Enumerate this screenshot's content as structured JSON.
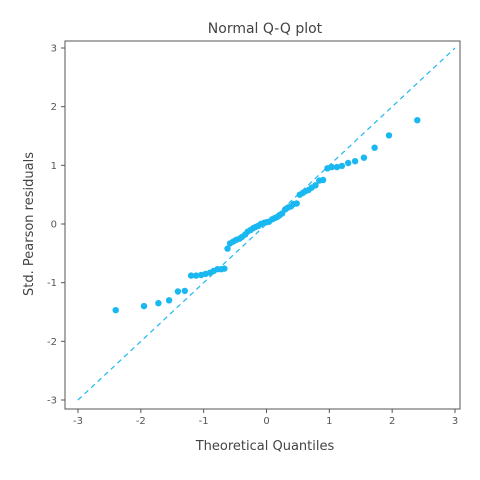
{
  "chart_data": {
    "type": "scatter",
    "title": "Normal Q-Q plot",
    "xlabel": "Theoretical Quantiles",
    "ylabel": "Std. Pearson residuals",
    "xlim": [
      -3,
      3
    ],
    "ylim": [
      -3,
      3
    ],
    "xticks": [
      "-3",
      "-2",
      "-1",
      "0",
      "1",
      "2",
      "3"
    ],
    "yticks": [
      "3",
      "2",
      "1",
      "0",
      "-1",
      "-2",
      "-3"
    ],
    "grid": false,
    "reference_line": {
      "from": [
        -3,
        -3
      ],
      "to": [
        3,
        3
      ],
      "style": "dashed"
    },
    "point_color": "#1ab8f0",
    "line_color": "#1ab8f0",
    "points": [
      [
        -2.4,
        -1.47
      ],
      [
        -1.95,
        -1.4
      ],
      [
        -1.72,
        -1.35
      ],
      [
        -1.55,
        -1.3
      ],
      [
        -1.41,
        -1.15
      ],
      [
        -1.3,
        -1.14
      ],
      [
        -1.2,
        -0.88
      ],
      [
        -1.12,
        -0.88
      ],
      [
        -1.04,
        -0.87
      ],
      [
        -0.97,
        -0.85
      ],
      [
        -0.9,
        -0.83
      ],
      [
        -0.84,
        -0.8
      ],
      [
        -0.78,
        -0.77
      ],
      [
        -0.72,
        -0.77
      ],
      [
        -0.67,
        -0.76
      ],
      [
        -0.62,
        -0.42
      ],
      [
        -0.58,
        -0.33
      ],
      [
        -0.53,
        -0.3
      ],
      [
        -0.48,
        -0.27
      ],
      [
        -0.43,
        -0.25
      ],
      [
        -0.39,
        -0.22
      ],
      [
        -0.34,
        -0.18
      ],
      [
        -0.3,
        -0.13
      ],
      [
        -0.25,
        -0.1
      ],
      [
        -0.21,
        -0.07
      ],
      [
        -0.17,
        -0.05
      ],
      [
        -0.13,
        -0.03
      ],
      [
        -0.09,
        0.0
      ],
      [
        -0.04,
        0.02
      ],
      [
        0.0,
        0.03
      ],
      [
        0.04,
        0.04
      ],
      [
        0.09,
        0.08
      ],
      [
        0.13,
        0.1
      ],
      [
        0.17,
        0.12
      ],
      [
        0.21,
        0.15
      ],
      [
        0.25,
        0.18
      ],
      [
        0.3,
        0.25
      ],
      [
        0.34,
        0.28
      ],
      [
        0.39,
        0.3
      ],
      [
        0.43,
        0.34
      ],
      [
        0.48,
        0.35
      ],
      [
        0.53,
        0.5
      ],
      [
        0.58,
        0.53
      ],
      [
        0.62,
        0.56
      ],
      [
        0.67,
        0.58
      ],
      [
        0.72,
        0.62
      ],
      [
        0.78,
        0.66
      ],
      [
        0.84,
        0.74
      ],
      [
        0.9,
        0.75
      ],
      [
        0.97,
        0.95
      ],
      [
        1.04,
        0.97
      ],
      [
        1.12,
        0.97
      ],
      [
        1.2,
        0.99
      ],
      [
        1.3,
        1.04
      ],
      [
        1.41,
        1.07
      ],
      [
        1.55,
        1.13
      ],
      [
        1.72,
        1.3
      ],
      [
        1.95,
        1.51
      ],
      [
        2.4,
        1.77
      ]
    ]
  }
}
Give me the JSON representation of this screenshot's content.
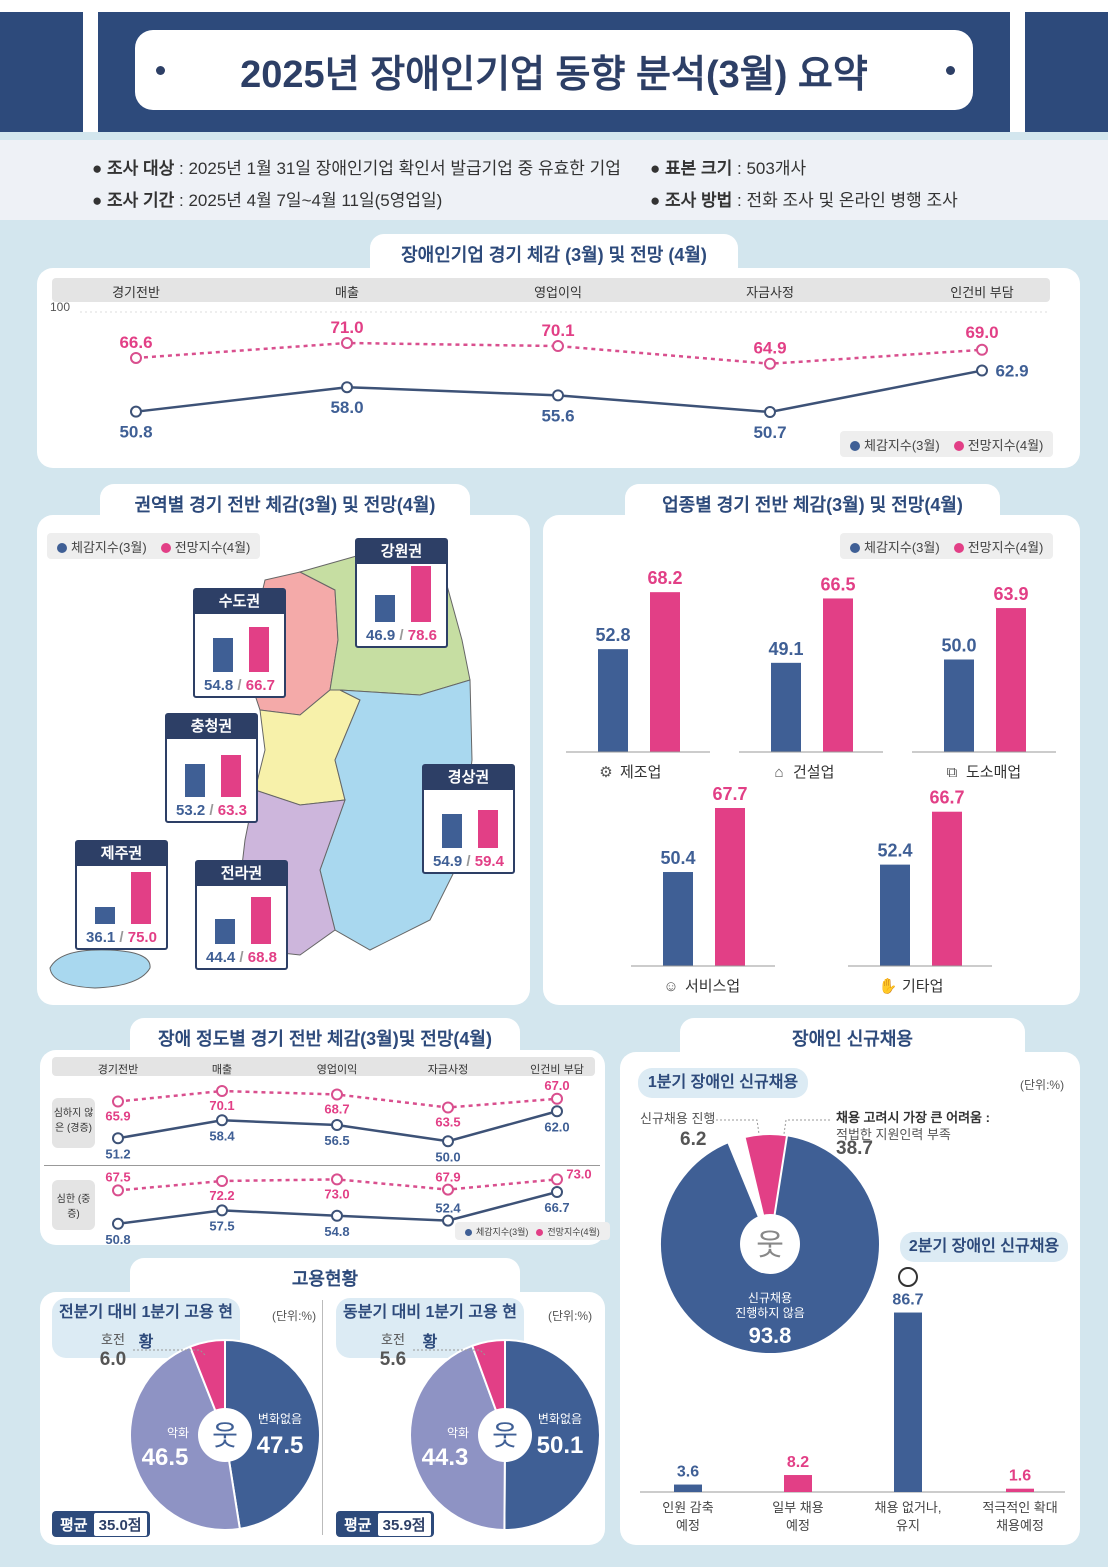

=====

The records above need to be given again exactly. Omit the pictures.

» EXERCISE SOLUTION
Enumerate this screenshot's content as structured JSON.
{
  "chart_data": {
    "type": "scatter",
    "title": "Normal Q-Q plot",
    "xlabel": "Theoretical Quantiles",
    "ylabel": "Std. Pearson residuals",
    "xlim": [
      -3,
      3
    ],
    "ylim": [
      -3,
      3
    ],
    "xticks": [
      "-3",
      "-2",
      "-1",
      "0",
      "1",
      "2",
      "3"
    ],
    "yticks": [
      "3",
      "2",
      "1",
      "0",
      "-1",
      "-2",
      "-3"
    ],
    "grid": false,
    "reference_line": {
      "from": [
        -3,
        -3
      ],
      "to": [
        3,
        3
      ],
      "style": "dashed"
    },
    "point_color": "#1ab8f0",
    "line_color": "#1ab8f0",
    "points": [
      [
        -2.4,
        -1.47
      ],
      [
        -1.95,
        -1.4
      ],
      [
        -1.72,
        -1.35
      ],
      [
        -1.55,
        -1.3
      ],
      [
        -1.41,
        -1.15
      ],
      [
        -1.3,
        -1.14
      ],
      [
        -1.2,
        -0.88
      ],
      [
        -1.12,
        -0.88
      ],
      [
        -1.04,
        -0.87
      ],
      [
        -0.97,
        -0.85
      ],
      [
        -0.9,
        -0.83
      ],
      [
        -0.84,
        -0.8
      ],
      [
        -0.78,
        -0.77
      ],
      [
        -0.72,
        -0.77
      ],
      [
        -0.67,
        -0.76
      ],
      [
        -0.62,
        -0.42
      ],
      [
        -0.58,
        -0.33
      ],
      [
        -0.53,
        -0.3
      ],
      [
        -0.48,
        -0.27
      ],
      [
        -0.43,
        -0.25
      ],
      [
        -0.39,
        -0.22
      ],
      [
        -0.34,
        -0.18
      ],
      [
        -0.3,
        -0.13
      ],
      [
        -0.25,
        -0.1
      ],
      [
        -0.21,
        -0.07
      ],
      [
        -0.17,
        -0.05
      ],
      [
        -0.13,
        -0.03
      ],
      [
        -0.09,
        0.0
      ],
      [
        -0.04,
        0.02
      ],
      [
        0.0,
        0.03
      ],
      [
        0.04,
        0.04
      ],
      [
        0.09,
        0.08
      ],
      [
        0.13,
        0.1
      ],
      [
        0.17,
        0.12
      ],
      [
        0.21,
        0.15
      ],
      [
        0.25,
        0.18
      ],
      [
        0.3,
        0.25
      ],
      [
        0.34,
        0.28
      ],
      [
        0.39,
        0.3
      ],
      [
        0.43,
        0.34
      ],
      [
        0.48,
        0.35
      ],
      [
        0.53,
        0.5
      ],
      [
        0.58,
        0.53
      ],
      [
        0.62,
        0.56
      ],
      [
        0.67,
        0.58
      ],
      [
        0.72,
        0.62
      ],
      [
        0.78,
        0.66
      ],
      [
        0.84,
        0.74
      ],
      [
        0.9,
        0.75
      ],
      [
        0.97,
        0.95
      ],
      [
        1.04,
        0.97
      ],
      [
        1.12,
        0.97
      ],
      [
        1.2,
        0.99
      ],
      [
        1.3,
        1.04
      ],
      [
        1.41,
        1.07
      ],
      [
        1.55,
        1.13
      ],
      [
        1.72,
        1.3
      ],
      [
        1.95,
        1.51
      ],
      [
        2.4,
        1.77
      ]
    ]
  }
}
Give me the JSON representation of this screenshot's content.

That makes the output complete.